Problem:
The listing below should be written out exactly; please include all of it.

Dataset records:
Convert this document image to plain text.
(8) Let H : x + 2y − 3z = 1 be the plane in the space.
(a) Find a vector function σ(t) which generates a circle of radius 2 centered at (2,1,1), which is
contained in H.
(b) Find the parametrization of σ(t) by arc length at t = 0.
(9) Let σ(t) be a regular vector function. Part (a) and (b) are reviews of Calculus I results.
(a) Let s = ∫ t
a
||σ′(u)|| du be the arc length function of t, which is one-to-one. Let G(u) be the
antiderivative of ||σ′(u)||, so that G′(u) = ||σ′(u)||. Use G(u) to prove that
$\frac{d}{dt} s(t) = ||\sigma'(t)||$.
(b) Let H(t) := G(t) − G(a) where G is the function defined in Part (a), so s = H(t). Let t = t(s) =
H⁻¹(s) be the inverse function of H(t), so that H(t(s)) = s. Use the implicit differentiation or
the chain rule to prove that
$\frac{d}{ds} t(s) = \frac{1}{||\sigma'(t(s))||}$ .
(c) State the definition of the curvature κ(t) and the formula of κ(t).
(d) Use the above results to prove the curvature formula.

Exercise solution:
Convert this document image to plain text.
(8) Let H : x + 2y − 3z = 1 be the plane in the space.
(a) Find a vector function σ(t) which generates a circle of radius 2 centered at (2,1,1), which is
contained in H.
(b) Find the parametrization of σ(t) by arc length at t = 0.
(9) Let σ(t) be a regular vector function. Part (a) and (b) are reviews of Calculus I results.
(a) Let s = ∫ t
a
||σ′(u)|| du be the arc length function of t, which is one-to-one. Let G(u) be the
antiderivative of ||σ′(u)||, so that G′(u) = ||σ′(u)||. Use G(u) to prove that
$\frac{d}{dt} s(t) = ||\sigma'(t)||$.
(b) Let H(t) := G(t) − G(a) where G is the function defined in Part (a), so s = H(t). Let t = t(s) =
H⁻¹(s) be the inverse function of H(t), so that H(t(s)) = s. Use the implicit differentiation or
the chain rule to prove that
$\frac{d}{ds} t(s) = \frac{1}{||\sigma'(t(s))||}$ .
(c) State the definition of the curvature κ(t) and the formula of κ(t).
(d) Use the above results to prove the curvature formula.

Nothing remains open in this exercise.